Figure contents as structured data
= = = = = = =
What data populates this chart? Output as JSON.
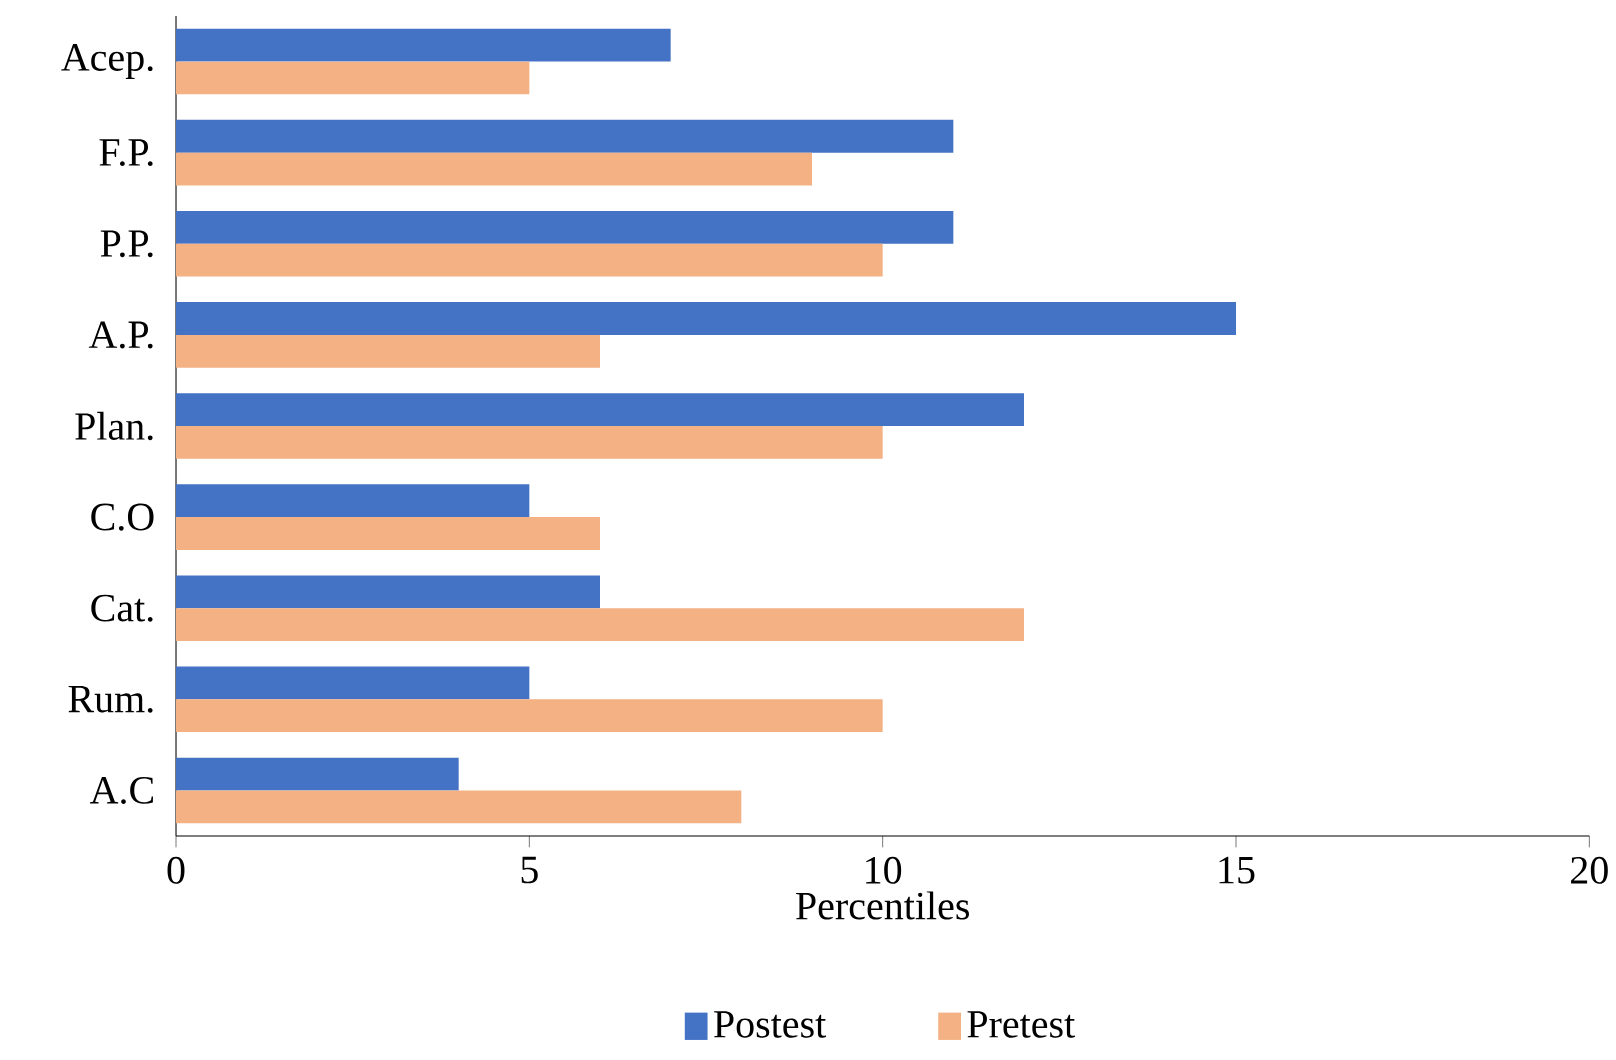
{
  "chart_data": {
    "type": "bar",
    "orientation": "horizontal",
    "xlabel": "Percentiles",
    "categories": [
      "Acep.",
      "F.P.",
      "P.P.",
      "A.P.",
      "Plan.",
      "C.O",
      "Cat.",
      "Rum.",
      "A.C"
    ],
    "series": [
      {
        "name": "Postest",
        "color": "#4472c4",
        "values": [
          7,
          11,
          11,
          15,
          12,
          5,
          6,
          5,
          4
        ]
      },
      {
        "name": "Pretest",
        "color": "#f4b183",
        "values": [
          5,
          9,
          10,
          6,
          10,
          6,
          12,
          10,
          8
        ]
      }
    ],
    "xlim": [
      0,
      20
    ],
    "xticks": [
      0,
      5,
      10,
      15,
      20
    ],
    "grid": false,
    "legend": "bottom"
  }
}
= = = = = = =
◆ WRITTEN INSTRUCTION ◆
Every entry should be returned exactly as written, minus the pictures.

◆ FINAL RESULT ◆
What data populates this chart? Output as JSON.
{
  "chart_data": {
    "type": "bar",
    "orientation": "horizontal",
    "xlabel": "Percentiles",
    "categories": [
      "Acep.",
      "F.P.",
      "P.P.",
      "A.P.",
      "Plan.",
      "C.O",
      "Cat.",
      "Rum.",
      "A.C"
    ],
    "series": [
      {
        "name": "Postest",
        "color": "#4472c4",
        "values": [
          7,
          11,
          11,
          15,
          12,
          5,
          6,
          5,
          4
        ]
      },
      {
        "name": "Pretest",
        "color": "#f4b183",
        "values": [
          5,
          9,
          10,
          6,
          10,
          6,
          12,
          10,
          8
        ]
      }
    ],
    "xlim": [
      0,
      20
    ],
    "xticks": [
      0,
      5,
      10,
      15,
      20
    ],
    "grid": false,
    "legend": "bottom"
  }
}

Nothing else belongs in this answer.